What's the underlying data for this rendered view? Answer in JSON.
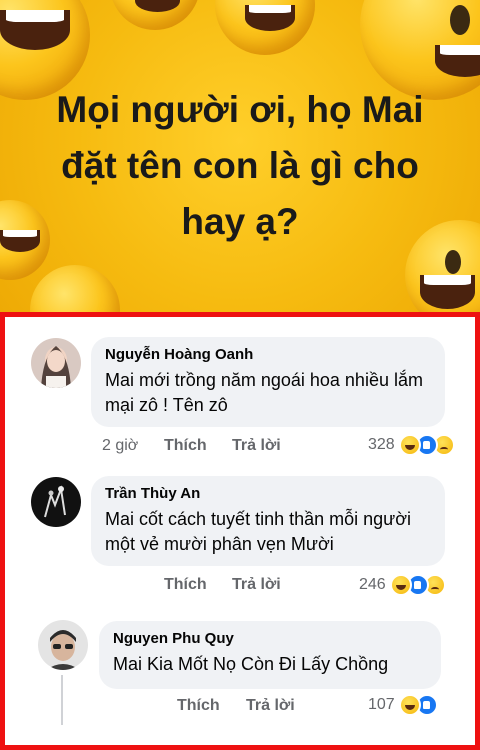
{
  "poster": {
    "title": "Mọi người ơi, họ Mai đặt tên con là gì cho hay ạ?",
    "background_color": "#f6bb10"
  },
  "comments": [
    {
      "author": "Nguyễn Hoàng Oanh",
      "text": "Mai mới trồng năm ngoái hoa nhiều lắm mại zô ! Tên zô",
      "time": "2 giờ",
      "like_label": "Thích",
      "reply_label": "Trả lời",
      "reaction_count": "328",
      "reactions": [
        "haha-icon",
        "like-icon",
        "sad-icon"
      ]
    },
    {
      "author": "Trần Thùy An",
      "text": "Mai cốt cách tuyết tinh thần mỗi người một vẻ mười phân vẹn Mười",
      "like_label": "Thích",
      "reply_label": "Trả lời",
      "reaction_count": "246",
      "reactions": [
        "haha-icon",
        "like-icon",
        "sad-icon"
      ]
    },
    {
      "author": "Nguyen Phu Quy",
      "text": "Mai Kia Mốt Nọ Còn Đi Lấy Chồng",
      "like_label": "Thích",
      "reply_label": "Trả lời",
      "reaction_count": "107",
      "reactions": [
        "haha-icon",
        "like-icon"
      ]
    }
  ],
  "highlight_border_color": "#ee1111"
}
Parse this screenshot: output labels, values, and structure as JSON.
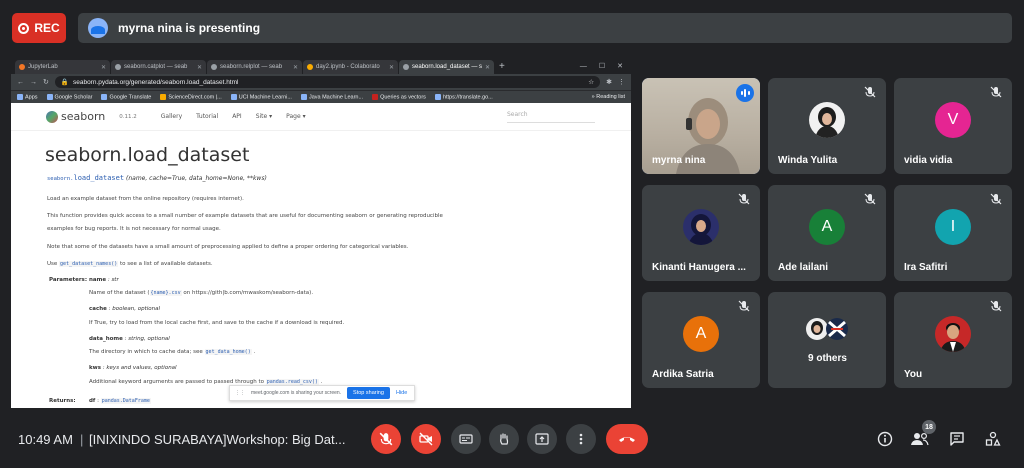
{
  "top": {
    "rec_label": "REC",
    "presenting_text": "myrna nina is presenting"
  },
  "browser": {
    "tabs": [
      {
        "title": "JupyterLab"
      },
      {
        "title": "seaborn.catplot — seab"
      },
      {
        "title": "seaborn.relplot — seab"
      },
      {
        "title": "day2.ipynb - Colaborato"
      },
      {
        "title": "seaborn.load_dataset — s"
      }
    ],
    "url": "seaborn.pydata.org/generated/seaborn.load_dataset.html",
    "bookmarks": [
      "Apps",
      "Google Scholar",
      "Google Translate",
      "ScienceDirect.com |...",
      "UCI Machine Learni...",
      "Java Machine Learn...",
      "Queries as vectors",
      "https://translate.go..."
    ],
    "reading_list": "Reading list"
  },
  "doc": {
    "logo": "seaborn",
    "version": "0.11.2",
    "nav": [
      "Gallery",
      "Tutorial",
      "API",
      "Site ▾",
      "Page ▾"
    ],
    "search_placeholder": "Search",
    "title": "seaborn.load_dataset",
    "sig_module": "seaborn.",
    "sig_func": "load_dataset",
    "sig_params": "(name, cache=True, data_home=None, **kws)",
    "intro": "Load an example dataset from the online repository (requires internet).",
    "para1_line1": "This function provides quick access to a small number of example datasets that are useful for documenting seaborn or generating reproducible",
    "para1_line2": "examples for bug reports. It is not necessary for normal usage.",
    "para2": "Note that some of the datasets have a small amount of preprocessing applied to define a proper ordering for categorical variables.",
    "para3_pre": "Use",
    "para3_code": "get_dataset_names()",
    "para3_post": "to see a list of available datasets.",
    "params_label": "Parameters:",
    "params": [
      {
        "name": "name",
        "type": ": str",
        "desc_pre": "Name of the dataset (",
        "desc_code": "{name}.csv",
        "desc_post": "on https://gith|b.com/mwaskom/seaborn-data)."
      },
      {
        "name": "cache",
        "type": ": boolean, optional",
        "desc_pre": "If True, try to load from the local cache first, and save to the cache if a download is required.",
        "desc_code": "",
        "desc_post": ""
      },
      {
        "name": "data_home",
        "type": ": string, optional",
        "desc_pre": "The directory in which to cache data; see",
        "desc_code": "get_data_home()",
        "desc_post": "."
      },
      {
        "name": "kws",
        "type": ": keys and values, optional",
        "desc_pre": "Additional keyword arguments are passed to passed through to",
        "desc_code": "pandas.read_csv()",
        "desc_post": "."
      }
    ],
    "returns_label": "Returns:",
    "returns_name": "df",
    "returns_type": "pandas.DataFrame",
    "share_notice": "meet.google.com is sharing your screen.",
    "stop_sharing": "Stop sharing",
    "hide": "Hide"
  },
  "participants": [
    {
      "name": "myrna nina",
      "kind": "video"
    },
    {
      "name": "Winda Yulita",
      "kind": "photo"
    },
    {
      "name": "vidia vidia",
      "kind": "letter",
      "letter": "V",
      "color": "#e52592"
    },
    {
      "name": "Kinanti Hanugera ...",
      "kind": "photo"
    },
    {
      "name": "Ade lailani",
      "kind": "letter",
      "letter": "A",
      "color": "#188038"
    },
    {
      "name": "Ira Safitri",
      "kind": "letter",
      "letter": "I",
      "color": "#12a4af"
    },
    {
      "name": "Ardika Satria",
      "kind": "letter",
      "letter": "A",
      "color": "#e8710a"
    },
    {
      "name": "9 others",
      "kind": "group"
    },
    {
      "name": "You",
      "kind": "photo"
    }
  ],
  "bottom": {
    "time": "10:49 AM",
    "separator": "|",
    "meeting_title": "[INIXINDO SURABAYA]Workshop: Big Dat...",
    "people_count": "18"
  },
  "colors": {
    "background": "#202124",
    "tile": "#3c4043",
    "red": "#ea4335",
    "blue": "#1a73e8"
  }
}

_____

* [Directions]:
Verbatim reproduction of every record is required; images are left out.

* [Task output]:
What's the underlying data for this rendered view? Answer in JSON.
{
  "poster": {
    "title": "Mọi người ơi, họ Mai đặt tên con là gì cho hay ạ?",
    "background_color": "#f6bb10"
  },
  "comments": [
    {
      "author": "Nguyễn Hoàng Oanh",
      "text": "Mai mới trồng năm ngoái hoa nhiều lắm mại zô ! Tên zô",
      "time": "2 giờ",
      "like_label": "Thích",
      "reply_label": "Trả lời",
      "reaction_count": "328",
      "reactions": [
        "haha-icon",
        "like-icon",
        "sad-icon"
      ]
    },
    {
      "author": "Trần Thùy An",
      "text": "Mai cốt cách tuyết tinh thần mỗi người một vẻ mười phân vẹn Mười",
      "like_label": "Thích",
      "reply_label": "Trả lời",
      "reaction_count": "246",
      "reactions": [
        "haha-icon",
        "like-icon",
        "sad-icon"
      ]
    },
    {
      "author": "Nguyen Phu Quy",
      "text": "Mai Kia Mốt Nọ Còn Đi Lấy Chồng",
      "like_label": "Thích",
      "reply_label": "Trả lời",
      "reaction_count": "107",
      "reactions": [
        "haha-icon",
        "like-icon"
      ]
    }
  ],
  "highlight_border_color": "#ee1111"
}
Parse this screenshot: output labels, values, and structure as JSON.
{
  "top": {
    "rec_label": "REC",
    "presenting_text": "myrna nina is presenting"
  },
  "browser": {
    "tabs": [
      {
        "title": "JupyterLab"
      },
      {
        "title": "seaborn.catplot — seab"
      },
      {
        "title": "seaborn.relplot — seab"
      },
      {
        "title": "day2.ipynb - Colaborato"
      },
      {
        "title": "seaborn.load_dataset — s"
      }
    ],
    "url": "seaborn.pydata.org/generated/seaborn.load_dataset.html",
    "bookmarks": [
      "Apps",
      "Google Scholar",
      "Google Translate",
      "ScienceDirect.com |...",
      "UCI Machine Learni...",
      "Java Machine Learn...",
      "Queries as vectors",
      "https://translate.go..."
    ],
    "reading_list": "Reading list"
  },
  "doc": {
    "logo": "seaborn",
    "version": "0.11.2",
    "nav": [
      "Gallery",
      "Tutorial",
      "API",
      "Site ▾",
      "Page ▾"
    ],
    "search_placeholder": "Search",
    "title": "seaborn.load_dataset",
    "sig_module": "seaborn.",
    "sig_func": "load_dataset",
    "sig_params": "(name, cache=True, data_home=None, **kws)",
    "intro": "Load an example dataset from the online repository (requires internet).",
    "para1_line1": "This function provides quick access to a small number of example datasets that are useful for documenting seaborn or generating reproducible",
    "para1_line2": "examples for bug reports. It is not necessary for normal usage.",
    "para2": "Note that some of the datasets have a small amount of preprocessing applied to define a proper ordering for categorical variables.",
    "para3_pre": "Use",
    "para3_code": "get_dataset_names()",
    "para3_post": "to see a list of available datasets.",
    "params_label": "Parameters:",
    "params": [
      {
        "name": "name",
        "type": ": str",
        "desc_pre": "Name of the dataset (",
        "desc_code": "{name}.csv",
        "desc_post": "on https://gith|b.com/mwaskom/seaborn-data)."
      },
      {
        "name": "cache",
        "type": ": boolean, optional",
        "desc_pre": "If True, try to load from the local cache first, and save to the cache if a download is required.",
        "desc_code": "",
        "desc_post": ""
      },
      {
        "name": "data_home",
        "type": ": string, optional",
        "desc_pre": "The directory in which to cache data; see",
        "desc_code": "get_data_home()",
        "desc_post": "."
      },
      {
        "name": "kws",
        "type": ": keys and values, optional",
        "desc_pre": "Additional keyword arguments are passed to passed through to",
        "desc_code": "pandas.read_csv()",
        "desc_post": "."
      }
    ],
    "returns_label": "Returns:",
    "returns_name": "df",
    "returns_type": "pandas.DataFrame",
    "share_notice": "meet.google.com is sharing your screen.",
    "stop_sharing": "Stop sharing",
    "hide": "Hide"
  },
  "participants": [
    {
      "name": "myrna nina",
      "kind": "video"
    },
    {
      "name": "Winda Yulita",
      "kind": "photo"
    },
    {
      "name": "vidia vidia",
      "kind": "letter",
      "letter": "V",
      "color": "#e52592"
    },
    {
      "name": "Kinanti Hanugera ...",
      "kind": "photo"
    },
    {
      "name": "Ade lailani",
      "kind": "letter",
      "letter": "A",
      "color": "#188038"
    },
    {
      "name": "Ira Safitri",
      "kind": "letter",
      "letter": "I",
      "color": "#12a4af"
    },
    {
      "name": "Ardika Satria",
      "kind": "letter",
      "letter": "A",
      "color": "#e8710a"
    },
    {
      "name": "9 others",
      "kind": "group"
    },
    {
      "name": "You",
      "kind": "photo"
    }
  ],
  "bottom": {
    "time": "10:49 AM",
    "separator": "|",
    "meeting_title": "[INIXINDO SURABAYA]Workshop: Big Dat...",
    "people_count": "18"
  },
  "colors": {
    "background": "#202124",
    "tile": "#3c4043",
    "red": "#ea4335",
    "blue": "#1a73e8"
  }
}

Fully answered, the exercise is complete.